Retype every entry word for word.

**Rows**:
□ □ □

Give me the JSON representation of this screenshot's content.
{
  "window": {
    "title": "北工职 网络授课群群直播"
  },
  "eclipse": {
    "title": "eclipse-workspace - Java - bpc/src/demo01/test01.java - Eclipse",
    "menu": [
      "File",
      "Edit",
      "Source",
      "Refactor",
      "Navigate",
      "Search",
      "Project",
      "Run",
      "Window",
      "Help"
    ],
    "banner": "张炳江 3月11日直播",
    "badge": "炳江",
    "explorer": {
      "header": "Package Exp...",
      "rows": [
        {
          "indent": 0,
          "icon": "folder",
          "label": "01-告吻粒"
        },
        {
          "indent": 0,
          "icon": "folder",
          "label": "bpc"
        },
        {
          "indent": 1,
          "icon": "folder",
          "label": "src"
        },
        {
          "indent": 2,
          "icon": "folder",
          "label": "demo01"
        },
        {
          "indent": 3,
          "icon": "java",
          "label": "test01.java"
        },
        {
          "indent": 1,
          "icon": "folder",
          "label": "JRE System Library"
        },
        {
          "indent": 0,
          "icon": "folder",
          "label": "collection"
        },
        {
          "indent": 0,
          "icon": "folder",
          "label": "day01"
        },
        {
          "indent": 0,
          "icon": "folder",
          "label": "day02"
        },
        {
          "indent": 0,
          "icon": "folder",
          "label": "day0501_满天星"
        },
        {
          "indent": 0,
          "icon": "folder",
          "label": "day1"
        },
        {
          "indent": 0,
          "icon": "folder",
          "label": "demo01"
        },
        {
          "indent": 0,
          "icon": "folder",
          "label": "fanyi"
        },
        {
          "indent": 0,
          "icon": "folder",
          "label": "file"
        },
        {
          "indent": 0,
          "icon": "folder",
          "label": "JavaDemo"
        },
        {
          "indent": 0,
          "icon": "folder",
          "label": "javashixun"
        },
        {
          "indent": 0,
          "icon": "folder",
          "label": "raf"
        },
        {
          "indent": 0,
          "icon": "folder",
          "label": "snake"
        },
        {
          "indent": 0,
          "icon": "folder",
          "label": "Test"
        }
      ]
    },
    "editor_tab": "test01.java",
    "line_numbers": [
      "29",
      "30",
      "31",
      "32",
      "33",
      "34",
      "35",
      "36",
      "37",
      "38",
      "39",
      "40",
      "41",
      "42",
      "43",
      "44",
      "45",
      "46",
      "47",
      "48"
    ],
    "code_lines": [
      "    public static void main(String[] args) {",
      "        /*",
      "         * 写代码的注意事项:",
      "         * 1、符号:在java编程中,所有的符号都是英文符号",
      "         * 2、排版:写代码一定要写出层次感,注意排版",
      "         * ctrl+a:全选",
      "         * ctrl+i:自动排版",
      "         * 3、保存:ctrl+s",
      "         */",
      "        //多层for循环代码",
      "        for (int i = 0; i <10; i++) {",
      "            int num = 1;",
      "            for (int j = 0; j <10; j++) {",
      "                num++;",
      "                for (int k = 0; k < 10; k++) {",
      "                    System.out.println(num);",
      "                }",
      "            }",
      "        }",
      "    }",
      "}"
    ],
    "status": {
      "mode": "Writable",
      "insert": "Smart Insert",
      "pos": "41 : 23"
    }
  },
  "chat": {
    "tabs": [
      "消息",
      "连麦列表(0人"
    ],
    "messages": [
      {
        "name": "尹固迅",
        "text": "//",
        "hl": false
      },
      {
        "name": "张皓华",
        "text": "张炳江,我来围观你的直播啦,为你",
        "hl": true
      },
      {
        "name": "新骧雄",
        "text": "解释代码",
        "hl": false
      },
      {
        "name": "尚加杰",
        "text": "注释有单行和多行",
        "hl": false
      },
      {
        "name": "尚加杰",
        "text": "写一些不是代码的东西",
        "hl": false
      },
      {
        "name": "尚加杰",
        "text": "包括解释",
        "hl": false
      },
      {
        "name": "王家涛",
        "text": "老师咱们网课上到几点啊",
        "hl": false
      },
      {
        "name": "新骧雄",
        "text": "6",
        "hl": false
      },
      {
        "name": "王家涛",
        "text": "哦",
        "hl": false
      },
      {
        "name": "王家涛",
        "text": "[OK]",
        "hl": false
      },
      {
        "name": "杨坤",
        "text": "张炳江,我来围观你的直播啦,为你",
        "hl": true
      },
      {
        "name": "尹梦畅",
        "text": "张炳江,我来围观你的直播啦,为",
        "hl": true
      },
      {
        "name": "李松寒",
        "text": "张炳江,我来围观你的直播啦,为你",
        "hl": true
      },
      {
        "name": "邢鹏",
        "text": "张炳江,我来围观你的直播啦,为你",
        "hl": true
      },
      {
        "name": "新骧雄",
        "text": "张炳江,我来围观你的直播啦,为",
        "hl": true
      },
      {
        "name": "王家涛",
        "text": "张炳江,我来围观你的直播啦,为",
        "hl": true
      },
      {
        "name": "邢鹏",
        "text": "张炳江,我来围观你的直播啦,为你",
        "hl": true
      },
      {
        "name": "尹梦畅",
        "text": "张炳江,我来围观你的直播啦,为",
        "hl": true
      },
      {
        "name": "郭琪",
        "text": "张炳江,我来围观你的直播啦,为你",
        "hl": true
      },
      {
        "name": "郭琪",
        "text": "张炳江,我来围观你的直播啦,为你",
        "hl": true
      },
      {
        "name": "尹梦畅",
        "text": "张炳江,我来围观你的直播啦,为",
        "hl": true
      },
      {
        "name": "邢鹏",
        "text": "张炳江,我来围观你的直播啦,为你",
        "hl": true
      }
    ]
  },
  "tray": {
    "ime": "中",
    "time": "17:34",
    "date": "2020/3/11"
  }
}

□ □ □

**Reply to the exercise**:
Give me the JSON representation of this screenshot's content.
{
  "window": {
    "title": "北工职 网络授课群群直播"
  },
  "eclipse": {
    "title": "eclipse-workspace - Java - bpc/src/demo01/test01.java - Eclipse",
    "menu": [
      "File",
      "Edit",
      "Source",
      "Refactor",
      "Navigate",
      "Search",
      "Project",
      "Run",
      "Window",
      "Help"
    ],
    "banner": "张炳江 3月11日直播",
    "badge": "炳江",
    "explorer": {
      "header": "Package Exp...",
      "rows": [
        {
          "indent": 0,
          "icon": "folder",
          "label": "01-告吻粒"
        },
        {
          "indent": 0,
          "icon": "folder",
          "label": "bpc"
        },
        {
          "indent": 1,
          "icon": "folder",
          "label": "src"
        },
        {
          "indent": 2,
          "icon": "folder",
          "label": "demo01"
        },
        {
          "indent": 3,
          "icon": "java",
          "label": "test01.java"
        },
        {
          "indent": 1,
          "icon": "folder",
          "label": "JRE System Library"
        },
        {
          "indent": 0,
          "icon": "folder",
          "label": "collection"
        },
        {
          "indent": 0,
          "icon": "folder",
          "label": "day01"
        },
        {
          "indent": 0,
          "icon": "folder",
          "label": "day02"
        },
        {
          "indent": 0,
          "icon": "folder",
          "label": "day0501_满天星"
        },
        {
          "indent": 0,
          "icon": "folder",
          "label": "day1"
        },
        {
          "indent": 0,
          "icon": "folder",
          "label": "demo01"
        },
        {
          "indent": 0,
          "icon": "folder",
          "label": "fanyi"
        },
        {
          "indent": 0,
          "icon": "folder",
          "label": "file"
        },
        {
          "indent": 0,
          "icon": "folder",
          "label": "JavaDemo"
        },
        {
          "indent": 0,
          "icon": "folder",
          "label": "javashixun"
        },
        {
          "indent": 0,
          "icon": "folder",
          "label": "raf"
        },
        {
          "indent": 0,
          "icon": "folder",
          "label": "snake"
        },
        {
          "indent": 0,
          "icon": "folder",
          "label": "Test"
        }
      ]
    },
    "editor_tab": "test01.java",
    "line_numbers": [
      "29",
      "30",
      "31",
      "32",
      "33",
      "34",
      "35",
      "36",
      "37",
      "38",
      "39",
      "40",
      "41",
      "42",
      "43",
      "44",
      "45",
      "46",
      "47",
      "48"
    ],
    "code_lines": [
      "    public static void main(String[] args) {",
      "        /*",
      "         * 写代码的注意事项:",
      "         * 1、符号:在java编程中,所有的符号都是英文符号",
      "         * 2、排版:写代码一定要写出层次感,注意排版",
      "         * ctrl+a:全选",
      "         * ctrl+i:自动排版",
      "         * 3、保存:ctrl+s",
      "         */",
      "        //多层for循环代码",
      "        for (int i = 0; i <10; i++) {",
      "            int num = 1;",
      "            for (int j = 0; j <10; j++) {",
      "                num++;",
      "                for (int k = 0; k < 10; k++) {",
      "                    System.out.println(num);",
      "                }",
      "            }",
      "        }",
      "    }",
      "}"
    ],
    "status": {
      "mode": "Writable",
      "insert": "Smart Insert",
      "pos": "41 : 23"
    }
  },
  "chat": {
    "tabs": [
      "消息",
      "连麦列表(0人"
    ],
    "messages": [
      {
        "name": "尹固迅",
        "text": "//",
        "hl": false
      },
      {
        "name": "张皓华",
        "text": "张炳江,我来围观你的直播啦,为你",
        "hl": true
      },
      {
        "name": "新骧雄",
        "text": "解释代码",
        "hl": false
      },
      {
        "name": "尚加杰",
        "text": "注释有单行和多行",
        "hl": false
      },
      {
        "name": "尚加杰",
        "text": "写一些不是代码的东西",
        "hl": false
      },
      {
        "name": "尚加杰",
        "text": "包括解释",
        "hl": false
      },
      {
        "name": "王家涛",
        "text": "老师咱们网课上到几点啊",
        "hl": false
      },
      {
        "name": "新骧雄",
        "text": "6",
        "hl": false
      },
      {
        "name": "王家涛",
        "text": "哦",
        "hl": false
      },
      {
        "name": "王家涛",
        "text": "[OK]",
        "hl": false
      },
      {
        "name": "杨坤",
        "text": "张炳江,我来围观你的直播啦,为你",
        "hl": true
      },
      {
        "name": "尹梦畅",
        "text": "张炳江,我来围观你的直播啦,为",
        "hl": true
      },
      {
        "name": "李松寒",
        "text": "张炳江,我来围观你的直播啦,为你",
        "hl": true
      },
      {
        "name": "邢鹏",
        "text": "张炳江,我来围观你的直播啦,为你",
        "hl": true
      },
      {
        "name": "新骧雄",
        "text": "张炳江,我来围观你的直播啦,为",
        "hl": true
      },
      {
        "name": "王家涛",
        "text": "张炳江,我来围观你的直播啦,为",
        "hl": true
      },
      {
        "name": "邢鹏",
        "text": "张炳江,我来围观你的直播啦,为你",
        "hl": true
      },
      {
        "name": "尹梦畅",
        "text": "张炳江,我来围观你的直播啦,为",
        "hl": true
      },
      {
        "name": "郭琪",
        "text": "张炳江,我来围观你的直播啦,为你",
        "hl": true
      },
      {
        "name": "郭琪",
        "text": "张炳江,我来围观你的直播啦,为你",
        "hl": true
      },
      {
        "name": "尹梦畅",
        "text": "张炳江,我来围观你的直播啦,为",
        "hl": true
      },
      {
        "name": "邢鹏",
        "text": "张炳江,我来围观你的直播啦,为你",
        "hl": true
      }
    ]
  },
  "tray": {
    "ime": "中",
    "time": "17:34",
    "date": "2020/3/11"
  }
}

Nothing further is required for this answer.